Return every line below in which "toho" appears.

(Rows from a figure dataset)
— Start —

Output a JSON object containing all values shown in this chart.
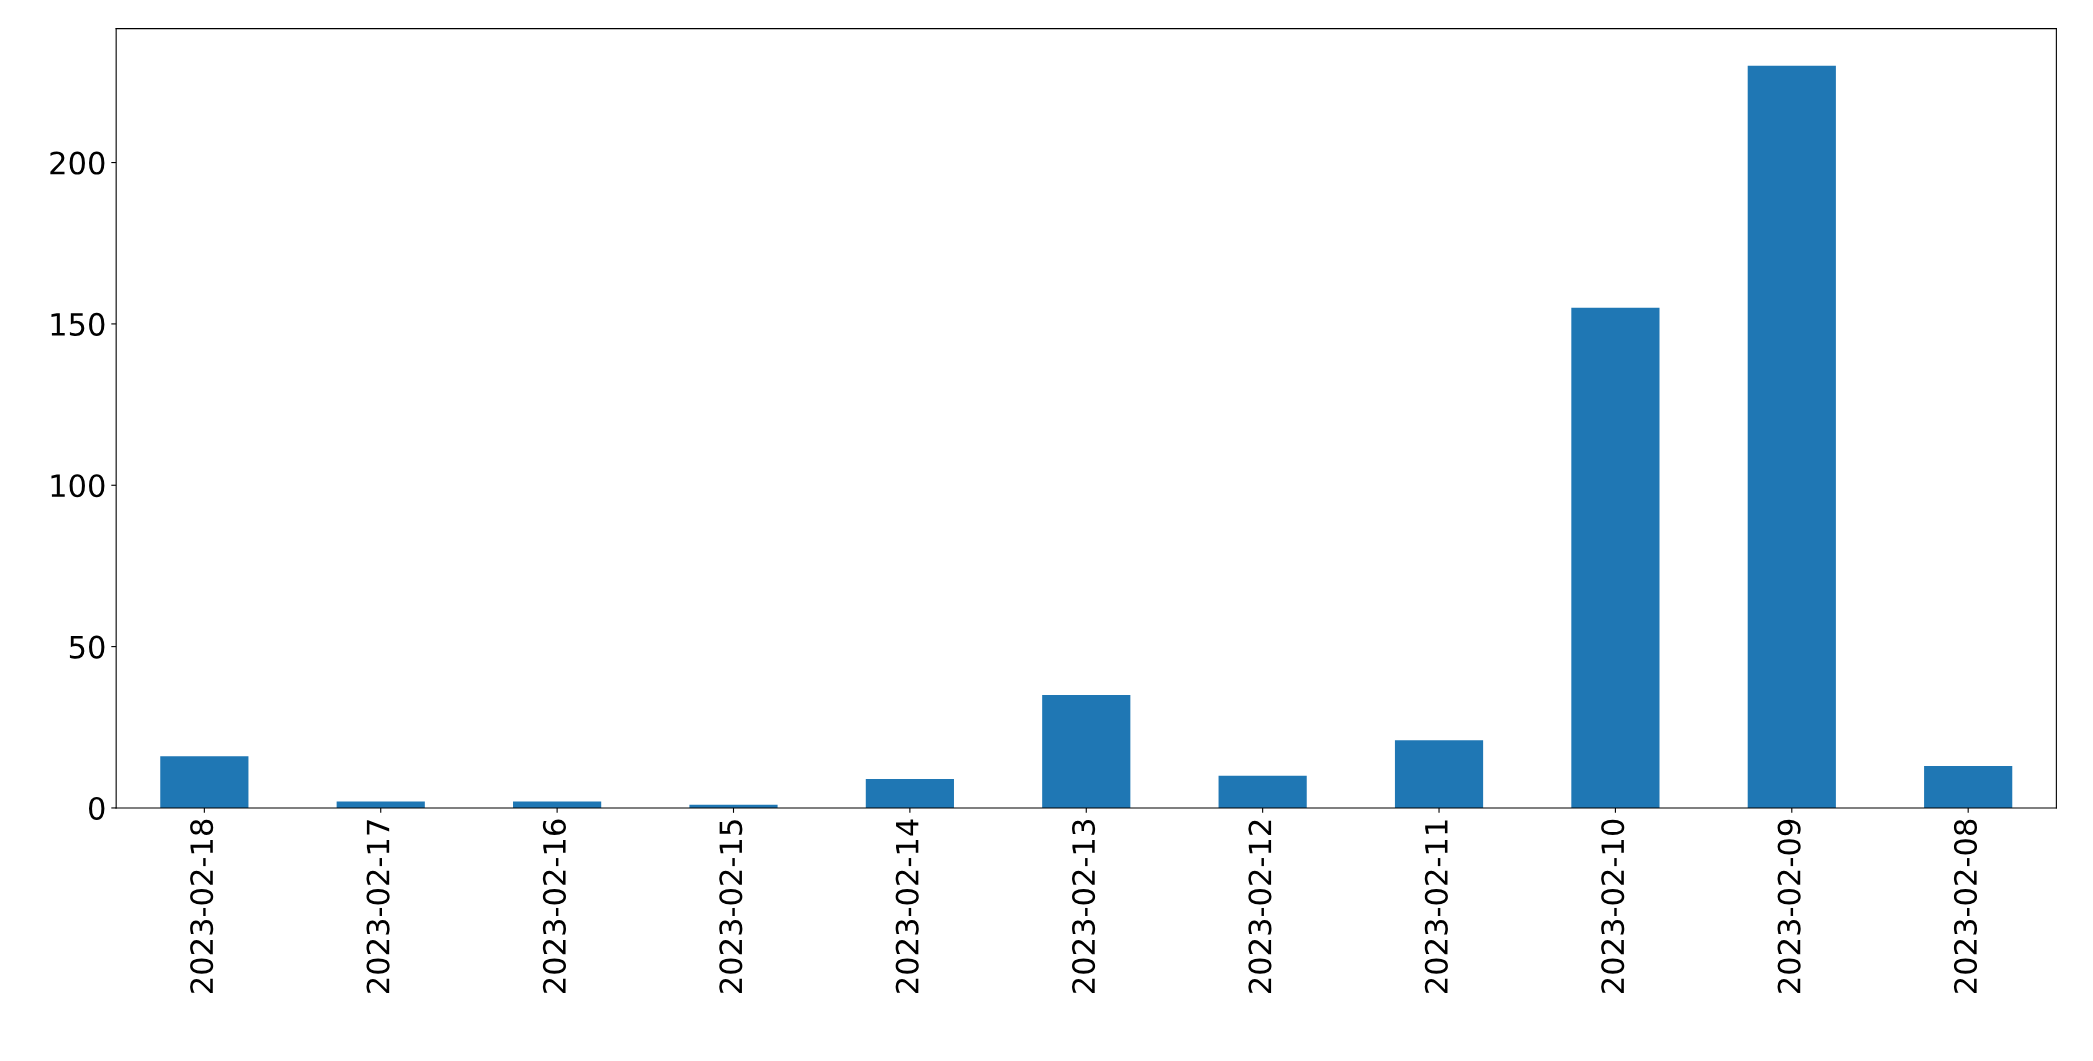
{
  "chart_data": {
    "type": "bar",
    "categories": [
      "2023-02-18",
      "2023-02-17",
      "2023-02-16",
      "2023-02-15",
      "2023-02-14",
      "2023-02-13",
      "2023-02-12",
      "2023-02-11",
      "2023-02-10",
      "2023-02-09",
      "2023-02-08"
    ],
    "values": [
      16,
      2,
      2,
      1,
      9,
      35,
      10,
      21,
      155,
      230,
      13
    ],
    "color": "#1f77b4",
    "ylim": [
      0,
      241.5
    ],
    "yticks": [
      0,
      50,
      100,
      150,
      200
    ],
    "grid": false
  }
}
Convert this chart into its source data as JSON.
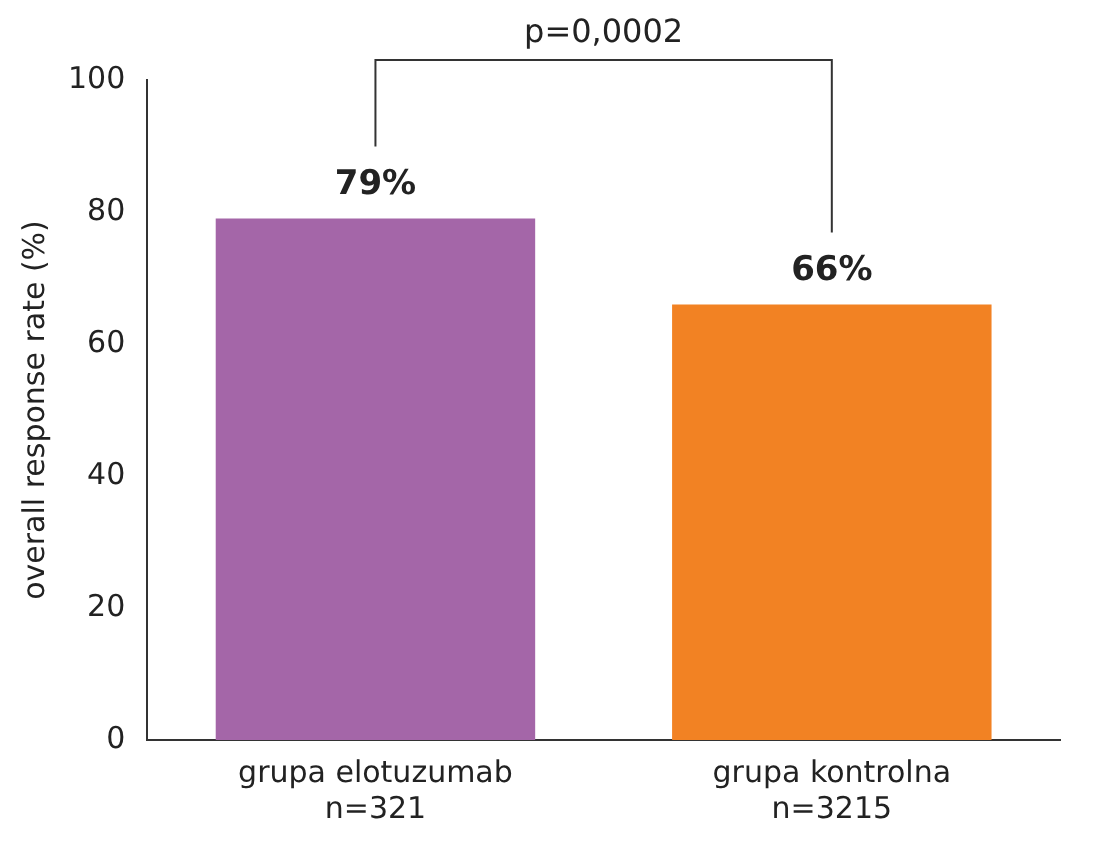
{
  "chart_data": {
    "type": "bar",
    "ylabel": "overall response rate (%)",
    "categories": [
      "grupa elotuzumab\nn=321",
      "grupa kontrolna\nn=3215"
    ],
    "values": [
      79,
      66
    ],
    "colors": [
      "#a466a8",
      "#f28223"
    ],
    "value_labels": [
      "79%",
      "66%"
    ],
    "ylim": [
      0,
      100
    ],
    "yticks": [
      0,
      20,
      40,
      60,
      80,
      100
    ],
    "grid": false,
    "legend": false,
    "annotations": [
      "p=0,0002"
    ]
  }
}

— End —
— Start —

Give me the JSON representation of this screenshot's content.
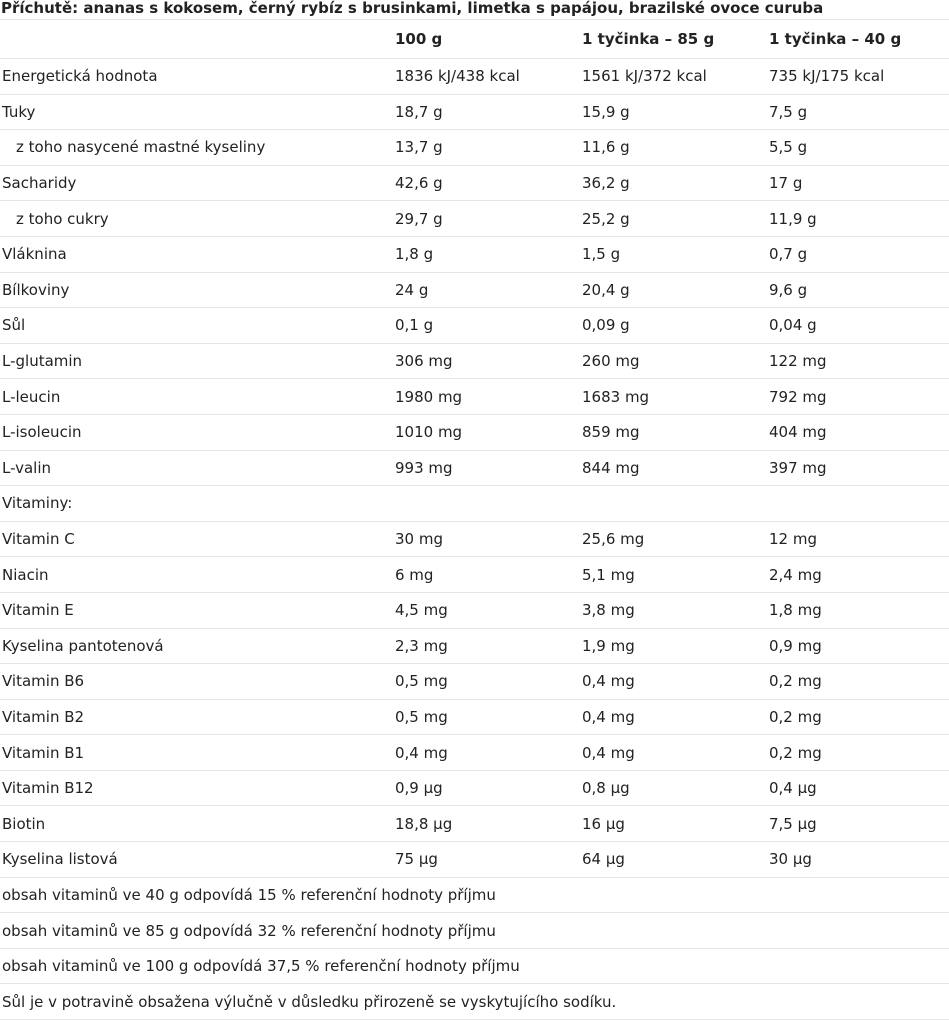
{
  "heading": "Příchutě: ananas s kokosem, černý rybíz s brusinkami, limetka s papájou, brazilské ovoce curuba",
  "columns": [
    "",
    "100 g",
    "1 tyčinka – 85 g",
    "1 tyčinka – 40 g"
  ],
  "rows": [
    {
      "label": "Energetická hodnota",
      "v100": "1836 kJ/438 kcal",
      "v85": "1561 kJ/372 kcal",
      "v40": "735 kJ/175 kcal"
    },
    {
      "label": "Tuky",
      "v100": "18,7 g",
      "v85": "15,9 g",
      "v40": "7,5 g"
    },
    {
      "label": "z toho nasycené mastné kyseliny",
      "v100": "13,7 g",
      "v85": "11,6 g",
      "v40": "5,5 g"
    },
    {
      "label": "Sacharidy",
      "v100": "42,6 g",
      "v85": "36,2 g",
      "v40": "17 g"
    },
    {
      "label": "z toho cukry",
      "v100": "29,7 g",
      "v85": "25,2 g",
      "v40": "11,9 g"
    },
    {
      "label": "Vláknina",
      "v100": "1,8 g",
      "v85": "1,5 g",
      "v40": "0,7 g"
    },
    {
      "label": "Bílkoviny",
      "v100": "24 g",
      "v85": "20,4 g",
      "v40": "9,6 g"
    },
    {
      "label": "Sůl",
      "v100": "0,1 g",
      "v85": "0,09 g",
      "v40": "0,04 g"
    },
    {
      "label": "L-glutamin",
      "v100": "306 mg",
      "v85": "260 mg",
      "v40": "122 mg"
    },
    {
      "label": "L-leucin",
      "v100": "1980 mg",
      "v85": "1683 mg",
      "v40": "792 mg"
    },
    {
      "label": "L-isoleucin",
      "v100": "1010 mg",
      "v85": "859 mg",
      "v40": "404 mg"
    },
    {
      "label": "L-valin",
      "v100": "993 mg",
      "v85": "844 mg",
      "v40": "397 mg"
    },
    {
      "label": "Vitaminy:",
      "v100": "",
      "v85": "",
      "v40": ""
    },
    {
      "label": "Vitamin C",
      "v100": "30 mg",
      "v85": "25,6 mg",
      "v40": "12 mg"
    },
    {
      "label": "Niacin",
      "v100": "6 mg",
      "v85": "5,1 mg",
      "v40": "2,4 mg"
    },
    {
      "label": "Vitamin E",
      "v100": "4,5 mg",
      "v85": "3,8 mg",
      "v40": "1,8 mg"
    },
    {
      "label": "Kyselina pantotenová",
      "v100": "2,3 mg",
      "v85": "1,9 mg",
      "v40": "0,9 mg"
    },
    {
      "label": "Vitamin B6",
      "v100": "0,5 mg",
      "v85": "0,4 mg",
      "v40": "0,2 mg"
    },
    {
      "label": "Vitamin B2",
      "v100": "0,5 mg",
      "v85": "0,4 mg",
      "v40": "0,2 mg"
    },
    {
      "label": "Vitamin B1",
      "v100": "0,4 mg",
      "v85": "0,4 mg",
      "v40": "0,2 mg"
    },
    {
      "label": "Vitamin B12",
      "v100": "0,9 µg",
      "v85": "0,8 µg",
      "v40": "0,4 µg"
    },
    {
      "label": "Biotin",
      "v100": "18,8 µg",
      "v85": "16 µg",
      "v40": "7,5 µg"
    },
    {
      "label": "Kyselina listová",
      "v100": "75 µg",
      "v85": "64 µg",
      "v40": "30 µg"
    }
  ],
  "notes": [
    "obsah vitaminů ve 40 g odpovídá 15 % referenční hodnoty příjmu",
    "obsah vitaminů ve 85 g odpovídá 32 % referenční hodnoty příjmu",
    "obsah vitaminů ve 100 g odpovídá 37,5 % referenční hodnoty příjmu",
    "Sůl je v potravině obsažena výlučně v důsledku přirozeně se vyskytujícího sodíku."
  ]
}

— End —

#### Response to the task
      "label": "z toho nasycené mastné kyseliny",
      "label": "z toho cukry",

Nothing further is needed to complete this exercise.